Extracted data entries
- - - -
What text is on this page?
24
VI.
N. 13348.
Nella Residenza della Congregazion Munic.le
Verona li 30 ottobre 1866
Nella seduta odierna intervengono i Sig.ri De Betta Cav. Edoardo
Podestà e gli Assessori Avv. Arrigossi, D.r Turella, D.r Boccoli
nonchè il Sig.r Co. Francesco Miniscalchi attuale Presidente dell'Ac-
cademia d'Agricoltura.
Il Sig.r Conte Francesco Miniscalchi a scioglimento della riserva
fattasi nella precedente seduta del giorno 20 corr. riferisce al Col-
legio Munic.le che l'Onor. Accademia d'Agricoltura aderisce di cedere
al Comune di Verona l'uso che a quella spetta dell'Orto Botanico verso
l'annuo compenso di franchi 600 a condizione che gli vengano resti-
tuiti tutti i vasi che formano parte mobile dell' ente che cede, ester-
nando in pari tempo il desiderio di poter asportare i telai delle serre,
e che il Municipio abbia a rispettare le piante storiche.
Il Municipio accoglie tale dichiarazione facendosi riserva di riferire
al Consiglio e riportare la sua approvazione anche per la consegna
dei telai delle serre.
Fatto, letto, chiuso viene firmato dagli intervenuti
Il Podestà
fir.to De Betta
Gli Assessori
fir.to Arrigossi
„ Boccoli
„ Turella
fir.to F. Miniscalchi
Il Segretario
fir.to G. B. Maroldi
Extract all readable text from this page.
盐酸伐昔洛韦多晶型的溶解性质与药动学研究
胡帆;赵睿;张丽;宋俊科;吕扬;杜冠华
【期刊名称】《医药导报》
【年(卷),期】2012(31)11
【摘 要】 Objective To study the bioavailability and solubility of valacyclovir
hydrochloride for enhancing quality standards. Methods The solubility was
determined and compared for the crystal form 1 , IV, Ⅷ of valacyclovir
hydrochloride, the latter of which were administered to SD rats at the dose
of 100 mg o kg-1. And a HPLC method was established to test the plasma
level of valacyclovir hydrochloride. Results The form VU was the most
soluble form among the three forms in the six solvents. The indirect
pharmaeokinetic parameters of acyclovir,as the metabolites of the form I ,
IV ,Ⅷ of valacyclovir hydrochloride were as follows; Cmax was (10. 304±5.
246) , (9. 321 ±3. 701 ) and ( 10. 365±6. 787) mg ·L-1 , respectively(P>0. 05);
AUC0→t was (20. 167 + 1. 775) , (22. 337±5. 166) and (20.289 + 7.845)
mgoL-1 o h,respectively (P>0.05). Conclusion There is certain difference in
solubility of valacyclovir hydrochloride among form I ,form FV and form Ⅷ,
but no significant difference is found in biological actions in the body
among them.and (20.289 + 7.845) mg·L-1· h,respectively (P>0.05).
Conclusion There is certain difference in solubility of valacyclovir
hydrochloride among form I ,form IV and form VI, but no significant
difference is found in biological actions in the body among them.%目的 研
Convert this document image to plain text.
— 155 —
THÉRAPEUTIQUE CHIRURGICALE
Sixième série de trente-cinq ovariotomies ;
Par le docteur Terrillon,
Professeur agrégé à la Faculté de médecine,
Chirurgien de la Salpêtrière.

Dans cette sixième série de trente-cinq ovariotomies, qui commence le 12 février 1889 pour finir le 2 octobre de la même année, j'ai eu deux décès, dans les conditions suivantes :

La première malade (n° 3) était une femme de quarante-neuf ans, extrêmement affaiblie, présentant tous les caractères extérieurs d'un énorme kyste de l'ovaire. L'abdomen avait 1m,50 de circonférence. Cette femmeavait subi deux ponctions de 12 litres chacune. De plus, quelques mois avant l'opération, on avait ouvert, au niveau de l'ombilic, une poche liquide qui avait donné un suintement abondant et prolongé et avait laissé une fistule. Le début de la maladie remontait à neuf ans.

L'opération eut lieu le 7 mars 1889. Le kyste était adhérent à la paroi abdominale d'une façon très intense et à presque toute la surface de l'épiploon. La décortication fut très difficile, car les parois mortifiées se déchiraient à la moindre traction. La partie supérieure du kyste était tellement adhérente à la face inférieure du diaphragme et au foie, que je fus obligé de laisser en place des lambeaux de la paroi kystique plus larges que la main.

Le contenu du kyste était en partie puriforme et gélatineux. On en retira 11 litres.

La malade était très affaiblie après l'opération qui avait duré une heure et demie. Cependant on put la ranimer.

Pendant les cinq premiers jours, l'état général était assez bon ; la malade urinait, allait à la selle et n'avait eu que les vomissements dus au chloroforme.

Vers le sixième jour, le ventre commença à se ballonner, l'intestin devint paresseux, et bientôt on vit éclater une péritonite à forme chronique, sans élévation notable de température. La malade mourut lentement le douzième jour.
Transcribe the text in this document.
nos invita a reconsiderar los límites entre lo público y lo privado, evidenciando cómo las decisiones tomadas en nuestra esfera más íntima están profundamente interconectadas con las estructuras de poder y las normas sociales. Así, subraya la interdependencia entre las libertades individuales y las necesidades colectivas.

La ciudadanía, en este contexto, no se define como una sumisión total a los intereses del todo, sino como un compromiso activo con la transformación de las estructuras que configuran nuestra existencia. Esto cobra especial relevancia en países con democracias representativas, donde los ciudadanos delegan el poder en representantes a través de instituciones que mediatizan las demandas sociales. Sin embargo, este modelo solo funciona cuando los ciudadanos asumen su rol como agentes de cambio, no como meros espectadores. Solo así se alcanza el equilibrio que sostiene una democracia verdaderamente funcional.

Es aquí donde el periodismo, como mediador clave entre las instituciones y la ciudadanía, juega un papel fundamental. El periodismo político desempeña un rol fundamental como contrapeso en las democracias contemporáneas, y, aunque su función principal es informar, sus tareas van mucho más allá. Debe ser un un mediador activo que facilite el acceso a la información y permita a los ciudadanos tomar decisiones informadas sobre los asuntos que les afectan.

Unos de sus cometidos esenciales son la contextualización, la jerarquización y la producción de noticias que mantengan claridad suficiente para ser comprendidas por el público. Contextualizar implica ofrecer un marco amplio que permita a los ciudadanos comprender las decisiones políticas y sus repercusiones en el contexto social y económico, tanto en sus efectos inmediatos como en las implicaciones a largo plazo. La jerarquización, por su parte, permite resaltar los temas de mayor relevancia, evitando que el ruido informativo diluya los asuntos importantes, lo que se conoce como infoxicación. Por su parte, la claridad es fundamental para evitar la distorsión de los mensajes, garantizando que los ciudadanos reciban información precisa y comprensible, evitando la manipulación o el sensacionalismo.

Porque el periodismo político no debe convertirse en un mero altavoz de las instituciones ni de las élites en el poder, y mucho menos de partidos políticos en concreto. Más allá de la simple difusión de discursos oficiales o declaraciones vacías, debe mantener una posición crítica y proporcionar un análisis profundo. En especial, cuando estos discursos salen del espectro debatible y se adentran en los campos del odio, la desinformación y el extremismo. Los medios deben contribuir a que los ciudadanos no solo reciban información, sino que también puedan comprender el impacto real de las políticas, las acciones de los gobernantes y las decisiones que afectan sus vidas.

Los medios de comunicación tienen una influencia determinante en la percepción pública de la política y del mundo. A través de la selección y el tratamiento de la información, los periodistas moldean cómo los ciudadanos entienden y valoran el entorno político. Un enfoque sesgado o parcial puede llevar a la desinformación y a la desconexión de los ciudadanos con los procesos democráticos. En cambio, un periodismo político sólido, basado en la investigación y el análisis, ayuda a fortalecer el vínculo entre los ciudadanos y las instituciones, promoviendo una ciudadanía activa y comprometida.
- - - -
# [What this task involves]
Your answer should be a single number: the count of lines in the listing that contain the word "actions".

# [Response to this exercise]
2